* start *
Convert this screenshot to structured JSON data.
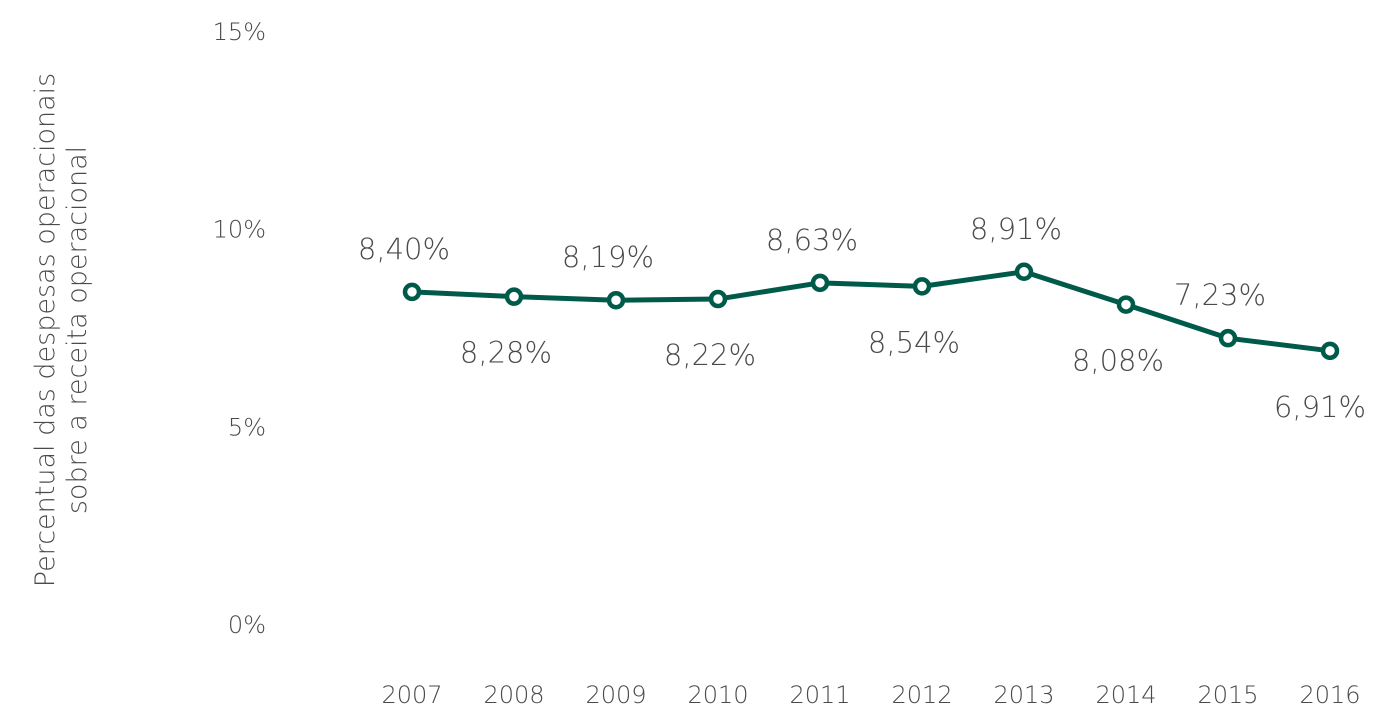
{
  "chart_data": {
    "type": "line",
    "categories": [
      "2007",
      "2008",
      "2009",
      "2010",
      "2011",
      "2012",
      "2013",
      "2014",
      "2015",
      "2016"
    ],
    "series": [
      {
        "values": [
          8.4,
          8.28,
          8.19,
          8.22,
          8.63,
          8.54,
          8.91,
          8.08,
          7.23,
          6.91
        ],
        "labels": [
          "8,40%",
          "8,28%",
          "8,19%",
          "8,22%",
          "8,63%",
          "8,54%",
          "8,91%",
          "8,08%",
          "7,23%",
          "6,91%"
        ],
        "color": "#005a4a"
      }
    ],
    "ylabel": [
      "Percentual das despesas operacionais",
      "sobre a receita operacional"
    ],
    "yticks": [
      "0%",
      "5%",
      "10%",
      "15%"
    ],
    "ytick_values": [
      0,
      5,
      10,
      15
    ],
    "ylim": [
      0,
      15
    ],
    "grid": false,
    "legend": "none",
    "data_label_positions": [
      "above",
      "below",
      "above",
      "below",
      "above",
      "below",
      "above",
      "below",
      "above",
      "below"
    ]
  }
}
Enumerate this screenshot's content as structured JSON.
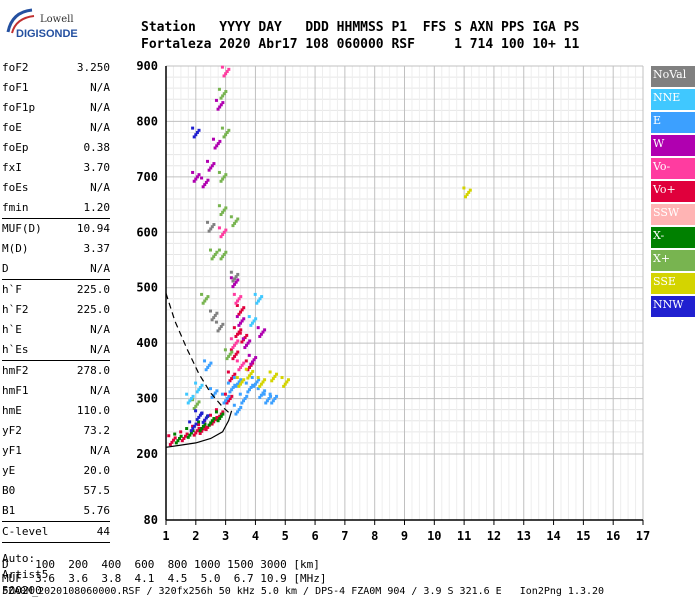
{
  "logo": {
    "line1": "Lowell",
    "line2": "DIGISONDE"
  },
  "header": {
    "line1": "Station   YYYY DAY   DDD HHMMSS P1  FFS S AXN PPS IGA PS",
    "line2": "Fortaleza 2020 Abr17 108 060000 RSF     1 714 100 10+ 11"
  },
  "params": [
    {
      "label": "foF2",
      "value": "3.250"
    },
    {
      "label": "foF1",
      "value": "N/A"
    },
    {
      "label": "foF1p",
      "value": "N/A"
    },
    {
      "label": "foE",
      "value": "N/A"
    },
    {
      "label": "foEp",
      "value": "0.38"
    },
    {
      "label": "fxI",
      "value": "3.70"
    },
    {
      "label": "foEs",
      "value": "N/A"
    },
    {
      "label": "fmin",
      "value": "1.20"
    },
    {
      "label": "MUF(D)",
      "value": "10.94"
    },
    {
      "label": "M(D)",
      "value": "3.37"
    },
    {
      "label": "D",
      "value": "N/A"
    },
    {
      "label": "h`F",
      "value": "225.0"
    },
    {
      "label": "h`F2",
      "value": "225.0"
    },
    {
      "label": "h`E",
      "value": "N/A"
    },
    {
      "label": "h`Es",
      "value": "N/A"
    },
    {
      "label": "hmF2",
      "value": "278.0"
    },
    {
      "label": "hmF1",
      "value": "N/A"
    },
    {
      "label": "hmE",
      "value": "110.0"
    },
    {
      "label": "yF2",
      "value": "73.2"
    },
    {
      "label": "yF1",
      "value": "N/A"
    },
    {
      "label": "yE",
      "value": "20.0"
    },
    {
      "label": "B0",
      "value": "57.5"
    },
    {
      "label": "B1",
      "value": "5.76"
    },
    {
      "label": "C-level",
      "value": "44"
    }
  ],
  "auto": [
    "Auto:",
    "Artist5",
    "500200"
  ],
  "legend": [
    {
      "label": "NoVal",
      "color": "#808080"
    },
    {
      "label": "NNE",
      "color": "#40c8ff"
    },
    {
      "label": "E",
      "color": "#3ca0ff"
    },
    {
      "label": "W",
      "color": "#b000b0"
    },
    {
      "label": "Vo-",
      "color": "#ff3ca0"
    },
    {
      "label": "Vo+",
      "color": "#e0003c"
    },
    {
      "label": "SSW",
      "color": "#ffb4b4"
    },
    {
      "label": "X-",
      "color": "#008000"
    },
    {
      "label": "X+",
      "color": "#78b450"
    },
    {
      "label": "SSE",
      "color": "#d4d400"
    },
    {
      "label": "NNW",
      "color": "#2020d0"
    }
  ],
  "bottom": {
    "d_line": "D    100  200  400  600  800 1000 1500 3000 [km]",
    "muf_line": "MUF  3.6  3.6  3.8  4.1  4.5  5.0  6.7 10.9 [MHz]",
    "footer": "FZA0M_2020108060000.RSF / 320fx256h 50 kHz 5.0 km / DPS-4 FZA0M 904 / 3.9 S 321.6 E   Ion2Png 1.3.20"
  },
  "chart_data": {
    "type": "scatter",
    "x_ticks": [
      1,
      2,
      3,
      4,
      5,
      6,
      7,
      8,
      9,
      10,
      11,
      12,
      13,
      14,
      15,
      16,
      17
    ],
    "y_ticks": [
      80,
      200,
      300,
      400,
      500,
      600,
      700,
      800,
      900
    ],
    "xlim": [
      1,
      17
    ],
    "ylim": [
      80,
      900
    ],
    "series": [
      {
        "name": "Vo+",
        "color": "#e0003c",
        "points": [
          [
            1.2,
            225
          ],
          [
            1.6,
            232
          ],
          [
            2.0,
            242
          ],
          [
            2.4,
            252
          ],
          [
            2.8,
            272
          ],
          [
            3.1,
            300
          ],
          [
            3.2,
            340
          ],
          [
            3.3,
            380
          ],
          [
            3.4,
            420
          ],
          [
            3.5,
            460
          ],
          [
            3.6,
            410
          ],
          [
            3.8,
            360
          ],
          [
            2.2,
            245
          ],
          [
            2.6,
            262
          ]
        ]
      },
      {
        "name": "W",
        "color": "#b000b0",
        "points": [
          [
            3.5,
            440
          ],
          [
            3.7,
            400
          ],
          [
            3.9,
            370
          ],
          [
            2.8,
            830
          ],
          [
            2.7,
            760
          ],
          [
            2.5,
            720
          ],
          [
            2.3,
            690
          ],
          [
            2.0,
            700
          ],
          [
            4.2,
            420
          ],
          [
            3.3,
            510
          ]
        ]
      },
      {
        "name": "E",
        "color": "#3ca0ff",
        "points": [
          [
            3.2,
            320
          ],
          [
            3.4,
            330
          ],
          [
            3.6,
            300
          ],
          [
            3.8,
            320
          ],
          [
            4.0,
            330
          ],
          [
            4.2,
            310
          ],
          [
            4.4,
            300
          ],
          [
            4.6,
            300
          ],
          [
            3.0,
            300
          ],
          [
            3.4,
            280
          ],
          [
            2.6,
            310
          ],
          [
            2.4,
            360
          ]
        ]
      },
      {
        "name": "X+",
        "color": "#78b450",
        "points": [
          [
            2.9,
            850
          ],
          [
            3.0,
            780
          ],
          [
            2.9,
            700
          ],
          [
            2.9,
            640
          ],
          [
            2.9,
            560
          ],
          [
            2.3,
            480
          ],
          [
            2.6,
            560
          ],
          [
            3.1,
            380
          ],
          [
            2.0,
            290
          ],
          [
            3.3,
            620
          ]
        ]
      },
      {
        "name": "X-",
        "color": "#008000",
        "points": [
          [
            1.4,
            228
          ],
          [
            1.8,
            238
          ],
          [
            2.2,
            250
          ],
          [
            2.5,
            260
          ],
          [
            2.8,
            268
          ]
        ]
      },
      {
        "name": "SSE",
        "color": "#d4d400",
        "points": [
          [
            3.5,
            330
          ],
          [
            3.8,
            345
          ],
          [
            4.2,
            330
          ],
          [
            4.6,
            340
          ],
          [
            5.0,
            330
          ],
          [
            11.1,
            672
          ]
        ]
      },
      {
        "name": "Vo-",
        "color": "#ff3ca0",
        "points": [
          [
            3.4,
            480
          ],
          [
            3.5,
            360
          ],
          [
            3.3,
            400
          ],
          [
            2.9,
            600
          ],
          [
            3.0,
            890
          ]
        ]
      },
      {
        "name": "NNW",
        "color": "#2020d0",
        "points": [
          [
            2.0,
            780
          ],
          [
            1.9,
            250
          ],
          [
            2.1,
            270
          ],
          [
            2.3,
            265
          ]
        ]
      },
      {
        "name": "NoVal",
        "color": "#808080",
        "points": [
          [
            2.5,
            610
          ],
          [
            3.3,
            520
          ],
          [
            2.8,
            430
          ],
          [
            2.6,
            450
          ]
        ]
      },
      {
        "name": "NNE",
        "color": "#40c8ff",
        "points": [
          [
            1.8,
            300
          ],
          [
            2.1,
            320
          ],
          [
            3.9,
            440
          ],
          [
            4.1,
            480
          ]
        ]
      }
    ],
    "profile_curve": [
      [
        1,
        212
      ],
      [
        1.5,
        216
      ],
      [
        2.0,
        220
      ],
      [
        2.5,
        228
      ],
      [
        2.9,
        240
      ],
      [
        3.1,
        260
      ],
      [
        3.2,
        278
      ]
    ],
    "dashed_curve": [
      [
        1,
        490
      ],
      [
        1.3,
        440
      ],
      [
        1.7,
        390
      ],
      [
        2.1,
        345
      ],
      [
        2.5,
        310
      ],
      [
        2.9,
        285
      ],
      [
        3.1,
        275
      ]
    ]
  }
}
* end *
[SHORT PROBLEM] Say, as a number only, how many lines of the data contain "name".

[SOLUTION FOR THIS EXERCISE] 10